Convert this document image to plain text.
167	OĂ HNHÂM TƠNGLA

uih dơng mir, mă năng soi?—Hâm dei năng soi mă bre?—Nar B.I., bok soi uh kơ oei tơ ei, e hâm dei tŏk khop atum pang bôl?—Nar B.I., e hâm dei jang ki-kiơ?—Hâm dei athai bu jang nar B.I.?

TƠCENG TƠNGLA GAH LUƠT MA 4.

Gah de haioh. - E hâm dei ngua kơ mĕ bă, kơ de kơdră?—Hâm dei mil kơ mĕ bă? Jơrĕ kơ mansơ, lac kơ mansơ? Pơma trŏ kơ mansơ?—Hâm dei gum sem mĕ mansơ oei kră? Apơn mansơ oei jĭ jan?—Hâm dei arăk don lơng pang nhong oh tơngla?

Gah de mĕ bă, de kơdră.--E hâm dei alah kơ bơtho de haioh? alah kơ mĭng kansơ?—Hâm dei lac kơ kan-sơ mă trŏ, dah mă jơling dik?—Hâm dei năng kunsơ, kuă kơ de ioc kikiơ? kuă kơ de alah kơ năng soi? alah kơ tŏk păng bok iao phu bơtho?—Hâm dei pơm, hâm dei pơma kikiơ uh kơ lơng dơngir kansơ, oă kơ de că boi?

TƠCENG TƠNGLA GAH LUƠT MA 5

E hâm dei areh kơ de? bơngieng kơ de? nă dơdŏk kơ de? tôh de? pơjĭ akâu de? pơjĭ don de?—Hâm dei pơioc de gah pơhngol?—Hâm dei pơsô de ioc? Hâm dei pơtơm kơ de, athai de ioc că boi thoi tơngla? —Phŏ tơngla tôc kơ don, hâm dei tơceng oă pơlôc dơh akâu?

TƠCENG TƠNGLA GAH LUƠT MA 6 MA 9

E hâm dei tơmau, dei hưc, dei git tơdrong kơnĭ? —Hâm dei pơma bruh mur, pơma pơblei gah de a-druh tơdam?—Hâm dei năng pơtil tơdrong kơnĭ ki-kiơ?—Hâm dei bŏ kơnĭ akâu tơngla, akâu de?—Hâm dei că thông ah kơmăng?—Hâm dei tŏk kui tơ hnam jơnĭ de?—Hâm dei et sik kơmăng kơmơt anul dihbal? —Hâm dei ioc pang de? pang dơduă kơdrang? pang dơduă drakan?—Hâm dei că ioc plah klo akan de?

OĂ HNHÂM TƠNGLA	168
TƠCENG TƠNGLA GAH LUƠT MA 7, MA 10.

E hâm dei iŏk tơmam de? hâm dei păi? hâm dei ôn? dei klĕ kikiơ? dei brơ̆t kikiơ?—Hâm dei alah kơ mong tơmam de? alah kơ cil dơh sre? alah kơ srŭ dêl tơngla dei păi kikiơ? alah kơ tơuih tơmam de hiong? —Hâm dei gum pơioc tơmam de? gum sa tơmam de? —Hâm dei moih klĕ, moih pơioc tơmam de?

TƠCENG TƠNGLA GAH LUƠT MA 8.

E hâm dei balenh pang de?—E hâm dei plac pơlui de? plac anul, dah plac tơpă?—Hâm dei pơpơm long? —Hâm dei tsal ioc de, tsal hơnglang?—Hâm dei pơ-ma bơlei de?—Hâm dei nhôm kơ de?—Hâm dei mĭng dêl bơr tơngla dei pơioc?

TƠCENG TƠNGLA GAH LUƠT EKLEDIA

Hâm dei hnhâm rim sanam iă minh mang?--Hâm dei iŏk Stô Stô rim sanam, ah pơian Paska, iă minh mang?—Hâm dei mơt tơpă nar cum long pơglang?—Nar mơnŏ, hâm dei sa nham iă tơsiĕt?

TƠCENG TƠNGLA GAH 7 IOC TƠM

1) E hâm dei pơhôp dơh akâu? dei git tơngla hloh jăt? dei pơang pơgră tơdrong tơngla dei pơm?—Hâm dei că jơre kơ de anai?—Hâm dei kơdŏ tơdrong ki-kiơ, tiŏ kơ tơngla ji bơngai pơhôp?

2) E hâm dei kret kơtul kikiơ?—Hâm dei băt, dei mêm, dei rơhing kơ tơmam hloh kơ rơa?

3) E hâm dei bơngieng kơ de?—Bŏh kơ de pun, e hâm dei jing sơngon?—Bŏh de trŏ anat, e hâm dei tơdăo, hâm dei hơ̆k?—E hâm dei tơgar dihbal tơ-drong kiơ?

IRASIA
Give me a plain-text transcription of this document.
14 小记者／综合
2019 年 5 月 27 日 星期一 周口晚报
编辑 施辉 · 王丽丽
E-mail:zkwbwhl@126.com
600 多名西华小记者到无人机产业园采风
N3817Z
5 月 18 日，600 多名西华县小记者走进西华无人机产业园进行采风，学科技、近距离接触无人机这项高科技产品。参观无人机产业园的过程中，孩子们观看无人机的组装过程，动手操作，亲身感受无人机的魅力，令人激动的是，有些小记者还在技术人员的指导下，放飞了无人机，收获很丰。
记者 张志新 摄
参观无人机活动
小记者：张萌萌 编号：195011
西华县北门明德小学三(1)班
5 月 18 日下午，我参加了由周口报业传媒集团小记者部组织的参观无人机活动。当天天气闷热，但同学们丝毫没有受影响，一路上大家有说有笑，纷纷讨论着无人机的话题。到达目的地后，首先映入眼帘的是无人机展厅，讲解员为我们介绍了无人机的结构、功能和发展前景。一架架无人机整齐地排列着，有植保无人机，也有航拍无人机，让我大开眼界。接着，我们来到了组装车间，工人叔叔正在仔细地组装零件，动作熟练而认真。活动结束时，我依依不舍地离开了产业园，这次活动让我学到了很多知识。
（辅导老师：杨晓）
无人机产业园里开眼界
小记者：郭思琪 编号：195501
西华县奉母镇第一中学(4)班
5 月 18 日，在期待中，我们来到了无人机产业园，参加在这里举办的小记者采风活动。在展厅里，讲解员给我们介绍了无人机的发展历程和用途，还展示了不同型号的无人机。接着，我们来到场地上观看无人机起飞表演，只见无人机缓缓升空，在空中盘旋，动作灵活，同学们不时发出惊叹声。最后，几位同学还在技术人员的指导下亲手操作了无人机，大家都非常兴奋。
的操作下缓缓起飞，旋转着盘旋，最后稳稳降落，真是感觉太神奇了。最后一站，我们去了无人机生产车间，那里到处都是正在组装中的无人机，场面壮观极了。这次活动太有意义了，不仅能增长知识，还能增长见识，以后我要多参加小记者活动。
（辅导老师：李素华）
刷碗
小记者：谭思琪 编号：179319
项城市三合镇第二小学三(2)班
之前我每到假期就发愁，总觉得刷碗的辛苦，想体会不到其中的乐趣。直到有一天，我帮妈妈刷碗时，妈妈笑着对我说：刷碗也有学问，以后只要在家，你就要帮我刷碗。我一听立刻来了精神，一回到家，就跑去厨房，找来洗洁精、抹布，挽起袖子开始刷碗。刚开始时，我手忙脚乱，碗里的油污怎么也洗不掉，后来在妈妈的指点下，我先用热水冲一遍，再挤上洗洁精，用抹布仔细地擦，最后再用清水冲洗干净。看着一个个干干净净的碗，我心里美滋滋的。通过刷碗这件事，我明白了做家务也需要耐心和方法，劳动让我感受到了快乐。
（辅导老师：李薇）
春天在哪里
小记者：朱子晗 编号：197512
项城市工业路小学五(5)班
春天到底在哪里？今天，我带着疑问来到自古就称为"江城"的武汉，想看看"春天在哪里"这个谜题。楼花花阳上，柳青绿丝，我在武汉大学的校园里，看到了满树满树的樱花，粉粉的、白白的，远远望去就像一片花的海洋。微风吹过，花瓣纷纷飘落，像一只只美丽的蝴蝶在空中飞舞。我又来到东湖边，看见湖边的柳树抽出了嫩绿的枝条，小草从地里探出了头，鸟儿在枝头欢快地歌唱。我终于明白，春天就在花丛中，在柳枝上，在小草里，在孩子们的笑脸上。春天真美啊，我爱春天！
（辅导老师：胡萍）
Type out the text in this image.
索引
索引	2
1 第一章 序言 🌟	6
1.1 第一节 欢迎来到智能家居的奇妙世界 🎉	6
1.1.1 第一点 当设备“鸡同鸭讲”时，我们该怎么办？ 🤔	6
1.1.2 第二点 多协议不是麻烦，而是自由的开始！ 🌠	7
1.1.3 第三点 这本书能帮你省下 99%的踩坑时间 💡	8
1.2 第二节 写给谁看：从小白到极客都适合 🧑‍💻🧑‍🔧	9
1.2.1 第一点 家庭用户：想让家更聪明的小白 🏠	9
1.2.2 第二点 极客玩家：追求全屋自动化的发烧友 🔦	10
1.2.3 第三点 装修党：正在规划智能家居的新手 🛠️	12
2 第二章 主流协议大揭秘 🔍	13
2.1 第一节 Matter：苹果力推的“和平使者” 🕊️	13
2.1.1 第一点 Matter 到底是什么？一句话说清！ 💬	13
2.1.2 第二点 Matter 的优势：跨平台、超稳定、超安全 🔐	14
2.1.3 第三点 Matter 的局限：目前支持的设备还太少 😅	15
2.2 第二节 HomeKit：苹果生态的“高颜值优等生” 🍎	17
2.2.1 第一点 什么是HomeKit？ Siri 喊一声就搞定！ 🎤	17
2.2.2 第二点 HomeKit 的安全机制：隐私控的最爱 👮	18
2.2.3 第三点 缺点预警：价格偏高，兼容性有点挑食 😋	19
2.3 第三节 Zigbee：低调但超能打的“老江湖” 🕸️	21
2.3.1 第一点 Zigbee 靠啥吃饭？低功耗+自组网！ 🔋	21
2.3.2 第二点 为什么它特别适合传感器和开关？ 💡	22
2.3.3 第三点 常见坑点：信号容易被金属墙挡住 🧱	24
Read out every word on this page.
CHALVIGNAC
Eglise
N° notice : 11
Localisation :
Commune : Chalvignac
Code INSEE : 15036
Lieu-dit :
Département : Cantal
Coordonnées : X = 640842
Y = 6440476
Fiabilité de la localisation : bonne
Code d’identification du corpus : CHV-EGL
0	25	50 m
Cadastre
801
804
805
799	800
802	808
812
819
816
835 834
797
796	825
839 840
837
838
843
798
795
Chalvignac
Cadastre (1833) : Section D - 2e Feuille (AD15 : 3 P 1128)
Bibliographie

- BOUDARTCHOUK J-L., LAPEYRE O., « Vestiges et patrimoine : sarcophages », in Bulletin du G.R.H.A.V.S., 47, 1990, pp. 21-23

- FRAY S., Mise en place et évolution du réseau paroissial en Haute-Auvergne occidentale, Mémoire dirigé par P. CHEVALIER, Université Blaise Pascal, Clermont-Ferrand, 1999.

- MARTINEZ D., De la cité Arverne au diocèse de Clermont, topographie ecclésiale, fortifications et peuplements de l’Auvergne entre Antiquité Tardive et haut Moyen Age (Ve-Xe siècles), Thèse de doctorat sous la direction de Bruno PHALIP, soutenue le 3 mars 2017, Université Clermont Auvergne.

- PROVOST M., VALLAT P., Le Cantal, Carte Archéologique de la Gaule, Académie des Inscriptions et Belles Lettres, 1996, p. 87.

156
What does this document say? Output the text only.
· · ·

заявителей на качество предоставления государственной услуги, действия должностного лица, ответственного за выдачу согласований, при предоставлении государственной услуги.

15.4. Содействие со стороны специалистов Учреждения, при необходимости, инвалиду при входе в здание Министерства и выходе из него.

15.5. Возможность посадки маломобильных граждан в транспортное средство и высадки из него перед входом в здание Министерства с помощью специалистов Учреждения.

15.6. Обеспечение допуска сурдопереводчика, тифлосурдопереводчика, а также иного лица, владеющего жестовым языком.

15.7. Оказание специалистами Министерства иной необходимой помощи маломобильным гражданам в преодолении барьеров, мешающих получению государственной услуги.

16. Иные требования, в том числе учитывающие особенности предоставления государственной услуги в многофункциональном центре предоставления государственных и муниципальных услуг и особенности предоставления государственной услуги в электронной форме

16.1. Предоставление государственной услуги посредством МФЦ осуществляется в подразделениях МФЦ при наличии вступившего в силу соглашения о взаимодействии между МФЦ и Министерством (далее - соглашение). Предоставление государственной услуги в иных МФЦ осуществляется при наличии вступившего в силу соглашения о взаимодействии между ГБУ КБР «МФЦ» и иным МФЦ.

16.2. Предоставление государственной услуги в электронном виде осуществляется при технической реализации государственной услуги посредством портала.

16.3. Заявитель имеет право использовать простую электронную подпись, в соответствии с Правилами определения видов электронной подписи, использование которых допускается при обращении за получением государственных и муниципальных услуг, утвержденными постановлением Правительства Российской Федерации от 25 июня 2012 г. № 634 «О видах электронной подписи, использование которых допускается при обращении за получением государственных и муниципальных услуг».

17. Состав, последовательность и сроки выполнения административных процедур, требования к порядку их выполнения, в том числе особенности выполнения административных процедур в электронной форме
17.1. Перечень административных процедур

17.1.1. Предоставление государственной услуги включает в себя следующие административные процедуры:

════

Copy out each line of the material that holds the word "kikiơ".

EXERCISE RESULT.
Gah de mĕ bă, de kơdră.--E hâm dei alah kơ bơtho de haioh? alah kơ mĭng kansơ?—Hâm dei lac kơ kan-sơ mă trŏ, dah mă jơling dik?—Hâm dei năng kunsơ, kuă kơ de ioc kikiơ? kuă kơ de alah kơ năng soi? alah kơ tŏk păng bok iao phu bơtho?—Hâm dei pơm, hâm dei pơma kikiơ uh kơ lơng dơngir kansơ, oă kơ de că boi?
E hâm dei iŏk tơmam de? hâm dei păi? hâm dei ôn? dei klĕ kikiơ? dei brơ̆t kikiơ?—Hâm dei alah kơ mong tơmam de? alah kơ cil dơh sre? alah kơ srŭ dêl tơngla dei păi kikiơ? alah kơ tơuih tơmam de hiong? —Hâm dei gum pơioc tơmam de? gum sa tơmam de? —Hâm dei moih klĕ, moih pơioc tơmam de?
2) E hâm dei kret kơtul kikiơ?—Hâm dei băt, dei mêm, dei rơhing kơ tơmam hloh kơ rơa?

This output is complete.